• [TASK DIRECTIONS]: Copy each of these lines over word for word, with nothing changed.

Stored entries:

+ + + + +

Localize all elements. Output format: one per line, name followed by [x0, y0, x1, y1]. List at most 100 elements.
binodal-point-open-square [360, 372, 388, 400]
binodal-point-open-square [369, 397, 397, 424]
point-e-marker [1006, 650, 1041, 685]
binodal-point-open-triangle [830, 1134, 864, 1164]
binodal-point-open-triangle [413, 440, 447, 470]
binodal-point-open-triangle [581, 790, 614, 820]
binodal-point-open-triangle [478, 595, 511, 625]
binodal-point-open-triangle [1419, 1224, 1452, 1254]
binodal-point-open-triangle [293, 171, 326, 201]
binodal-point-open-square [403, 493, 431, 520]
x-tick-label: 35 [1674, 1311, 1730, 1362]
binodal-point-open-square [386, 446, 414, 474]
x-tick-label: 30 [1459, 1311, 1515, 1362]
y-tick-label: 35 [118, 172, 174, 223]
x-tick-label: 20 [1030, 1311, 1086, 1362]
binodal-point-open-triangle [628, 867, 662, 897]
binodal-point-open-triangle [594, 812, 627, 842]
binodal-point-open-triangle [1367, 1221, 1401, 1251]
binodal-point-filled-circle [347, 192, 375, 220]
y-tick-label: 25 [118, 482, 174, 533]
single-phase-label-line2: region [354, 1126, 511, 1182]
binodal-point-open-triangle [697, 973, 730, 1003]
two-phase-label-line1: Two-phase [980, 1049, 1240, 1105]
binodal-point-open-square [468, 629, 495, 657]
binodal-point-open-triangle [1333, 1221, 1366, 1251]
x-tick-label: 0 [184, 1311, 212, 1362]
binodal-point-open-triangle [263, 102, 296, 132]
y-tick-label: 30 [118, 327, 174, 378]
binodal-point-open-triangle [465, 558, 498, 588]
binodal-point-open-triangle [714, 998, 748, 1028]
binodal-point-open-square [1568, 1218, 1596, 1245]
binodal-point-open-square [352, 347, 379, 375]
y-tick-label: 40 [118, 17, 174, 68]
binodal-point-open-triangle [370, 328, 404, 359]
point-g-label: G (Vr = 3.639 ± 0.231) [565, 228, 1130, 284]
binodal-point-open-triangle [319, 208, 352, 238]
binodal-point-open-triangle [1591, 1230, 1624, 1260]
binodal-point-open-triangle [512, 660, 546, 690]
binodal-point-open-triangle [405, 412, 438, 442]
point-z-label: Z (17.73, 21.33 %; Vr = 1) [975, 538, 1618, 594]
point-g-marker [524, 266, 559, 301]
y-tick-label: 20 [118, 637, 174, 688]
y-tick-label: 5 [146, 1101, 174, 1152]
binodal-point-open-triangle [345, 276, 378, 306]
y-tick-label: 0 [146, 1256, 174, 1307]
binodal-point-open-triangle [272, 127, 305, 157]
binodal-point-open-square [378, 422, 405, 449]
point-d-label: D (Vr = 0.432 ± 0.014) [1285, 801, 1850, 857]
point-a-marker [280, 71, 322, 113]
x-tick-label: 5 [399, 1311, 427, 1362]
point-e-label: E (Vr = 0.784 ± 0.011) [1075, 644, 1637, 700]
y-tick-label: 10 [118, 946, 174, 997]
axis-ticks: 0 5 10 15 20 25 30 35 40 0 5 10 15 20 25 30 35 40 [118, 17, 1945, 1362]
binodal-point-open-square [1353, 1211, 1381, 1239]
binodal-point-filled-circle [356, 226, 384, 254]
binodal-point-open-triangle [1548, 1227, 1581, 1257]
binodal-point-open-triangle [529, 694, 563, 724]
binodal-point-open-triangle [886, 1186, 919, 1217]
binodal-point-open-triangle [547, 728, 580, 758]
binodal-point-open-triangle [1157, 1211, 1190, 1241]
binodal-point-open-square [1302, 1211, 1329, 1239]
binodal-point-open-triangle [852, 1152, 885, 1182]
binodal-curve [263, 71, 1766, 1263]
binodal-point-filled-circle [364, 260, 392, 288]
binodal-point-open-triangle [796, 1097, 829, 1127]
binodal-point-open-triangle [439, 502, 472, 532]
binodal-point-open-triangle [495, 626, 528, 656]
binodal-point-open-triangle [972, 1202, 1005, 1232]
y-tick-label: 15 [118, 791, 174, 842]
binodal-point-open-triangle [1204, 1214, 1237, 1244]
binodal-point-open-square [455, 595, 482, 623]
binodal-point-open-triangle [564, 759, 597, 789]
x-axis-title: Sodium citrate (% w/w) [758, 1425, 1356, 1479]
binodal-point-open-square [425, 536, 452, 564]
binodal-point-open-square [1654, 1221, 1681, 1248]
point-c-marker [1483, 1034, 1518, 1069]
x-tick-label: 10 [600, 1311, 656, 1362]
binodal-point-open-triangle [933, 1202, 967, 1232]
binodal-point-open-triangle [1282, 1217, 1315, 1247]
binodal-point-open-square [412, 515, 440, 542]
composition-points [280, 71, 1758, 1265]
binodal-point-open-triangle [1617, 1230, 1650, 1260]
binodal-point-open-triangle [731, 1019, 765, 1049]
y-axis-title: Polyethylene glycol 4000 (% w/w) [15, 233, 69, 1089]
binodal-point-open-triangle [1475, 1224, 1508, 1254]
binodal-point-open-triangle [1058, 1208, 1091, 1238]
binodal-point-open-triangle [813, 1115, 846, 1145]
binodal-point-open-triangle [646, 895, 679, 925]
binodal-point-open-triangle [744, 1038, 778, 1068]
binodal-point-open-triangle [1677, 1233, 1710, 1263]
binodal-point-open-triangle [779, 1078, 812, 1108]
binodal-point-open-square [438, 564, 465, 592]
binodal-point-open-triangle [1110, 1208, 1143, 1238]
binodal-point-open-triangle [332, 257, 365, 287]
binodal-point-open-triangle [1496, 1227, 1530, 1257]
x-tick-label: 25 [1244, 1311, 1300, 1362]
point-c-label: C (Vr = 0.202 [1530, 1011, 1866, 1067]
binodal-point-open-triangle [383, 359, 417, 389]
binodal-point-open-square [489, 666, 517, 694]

+ + + + +

• [WRITTEN ANSWER]:
Localize all elements. Output format: one per line, name followed by [x0, y0, x1, y1]. List at most 100 elements.
binodal-point-open-square [360, 372, 388, 400]
binodal-point-open-square [369, 397, 397, 424]
point-e-marker [1006, 650, 1041, 685]
binodal-point-open-triangle [830, 1134, 864, 1164]
binodal-point-open-triangle [413, 440, 447, 470]
binodal-point-open-triangle [581, 790, 614, 820]
binodal-point-open-triangle [478, 595, 511, 625]
binodal-point-open-triangle [1419, 1224, 1452, 1254]
binodal-point-open-triangle [293, 171, 326, 201]
binodal-point-open-square [403, 493, 431, 520]
x-tick-label: 35 [1674, 1311, 1730, 1362]
binodal-point-open-square [386, 446, 414, 474]
x-tick-label: 30 [1459, 1311, 1515, 1362]
y-tick-label: 35 [118, 172, 174, 223]
x-tick-label: 20 [1030, 1311, 1086, 1362]
binodal-point-open-triangle [628, 867, 662, 897]
binodal-point-open-triangle [594, 812, 627, 842]
binodal-point-open-triangle [1367, 1221, 1401, 1251]
binodal-point-filled-circle [347, 192, 375, 220]
y-tick-label: 25 [118, 482, 174, 533]
single-phase-label-line2: region [354, 1126, 511, 1182]
binodal-point-open-triangle [697, 973, 730, 1003]
two-phase-label-line1: Two-phase [980, 1049, 1240, 1105]
binodal-point-open-square [468, 629, 495, 657]
binodal-point-open-triangle [1333, 1221, 1366, 1251]
x-tick-label: 0 [184, 1311, 212, 1362]
binodal-point-open-triangle [263, 102, 296, 132]
y-tick-label: 30 [118, 327, 174, 378]
binodal-point-open-triangle [465, 558, 498, 588]
binodal-point-open-triangle [714, 998, 748, 1028]
binodal-point-open-square [1568, 1218, 1596, 1245]
binodal-point-open-square [352, 347, 379, 375]
y-tick-label: 40 [118, 17, 174, 68]
binodal-point-open-triangle [370, 328, 404, 359]
point-g-label: G (Vr = 3.639 ± 0.231) [565, 228, 1130, 284]
binodal-point-open-triangle [319, 208, 352, 238]
binodal-point-open-triangle [1591, 1230, 1624, 1260]
binodal-point-open-triangle [512, 660, 546, 690]
binodal-point-open-triangle [405, 412, 438, 442]
point-z-label: Z (17.73, 21.33 %; Vr = 1) [975, 538, 1618, 594]
point-g-marker [524, 266, 559, 301]
y-tick-label: 20 [118, 637, 174, 688]
y-tick-label: 5 [146, 1101, 174, 1152]
binodal-point-open-triangle [345, 276, 378, 306]
y-tick-label: 0 [146, 1256, 174, 1307]
binodal-point-open-triangle [272, 127, 305, 157]
binodal-point-open-square [378, 422, 405, 449]
point-d-label: D (Vr = 0.432 ± 0.014) [1285, 801, 1850, 857]
point-a-marker [280, 71, 322, 113]
x-tick-label: 5 [399, 1311, 427, 1362]
point-e-label: E (Vr = 0.784 ± 0.011) [1075, 644, 1637, 700]
y-tick-label: 10 [118, 946, 174, 997]
axis-ticks: 0 5 10 15 20 25 30 35 40 0 5 10 15 20 25 30 35 40 [118, 17, 1945, 1362]
binodal-point-open-square [1353, 1211, 1381, 1239]
binodal-point-filled-circle [356, 226, 384, 254]
binodal-point-open-triangle [1548, 1227, 1581, 1257]
binodal-point-open-triangle [529, 694, 563, 724]
binodal-point-open-triangle [886, 1186, 919, 1217]
binodal-point-open-triangle [547, 728, 580, 758]
binodal-point-open-triangle [1157, 1211, 1190, 1241]
binodal-point-open-square [1302, 1211, 1329, 1239]
binodal-point-open-triangle [852, 1152, 885, 1182]
binodal-curve [263, 71, 1766, 1263]
binodal-point-filled-circle [364, 260, 392, 288]
binodal-point-open-triangle [796, 1097, 829, 1127]
binodal-point-open-triangle [439, 502, 472, 532]
binodal-point-open-triangle [495, 626, 528, 656]
binodal-point-open-triangle [972, 1202, 1005, 1232]
y-tick-label: 15 [118, 791, 174, 842]
binodal-point-open-triangle [1204, 1214, 1237, 1244]
binodal-point-open-square [455, 595, 482, 623]
binodal-point-open-triangle [564, 759, 597, 789]
x-axis-title: Sodium citrate (% w/w) [758, 1425, 1356, 1479]
binodal-point-open-square [425, 536, 452, 564]
binodal-point-open-square [1654, 1221, 1681, 1248]
point-c-marker [1483, 1034, 1518, 1069]
x-tick-label: 10 [600, 1311, 656, 1362]
binodal-point-open-triangle [933, 1202, 967, 1232]
binodal-point-open-triangle [1282, 1217, 1315, 1247]
binodal-point-open-square [412, 515, 440, 542]
composition-points [280, 71, 1758, 1265]
binodal-point-open-triangle [1617, 1230, 1650, 1260]
binodal-point-open-triangle [731, 1019, 765, 1049]
y-axis-title: Polyethylene glycol 4000 (% w/w) [15, 233, 69, 1089]
binodal-point-open-triangle [1475, 1224, 1508, 1254]
binodal-point-open-triangle [1058, 1208, 1091, 1238]
binodal-point-open-triangle [813, 1115, 846, 1145]
binodal-point-open-triangle [646, 895, 679, 925]
binodal-point-open-triangle [744, 1038, 778, 1068]
binodal-point-open-triangle [1677, 1233, 1710, 1263]
binodal-point-open-triangle [779, 1078, 812, 1108]
binodal-point-open-square [438, 564, 465, 592]
binodal-point-open-triangle [1110, 1208, 1143, 1238]
binodal-point-open-triangle [332, 257, 365, 287]
binodal-point-open-triangle [1496, 1227, 1530, 1257]
x-tick-label: 25 [1244, 1311, 1300, 1362]
point-c-label: C (Vr = 0.202 [1530, 1011, 1866, 1067]
binodal-point-open-triangle [383, 359, 417, 389]
binodal-point-open-square [489, 666, 517, 694]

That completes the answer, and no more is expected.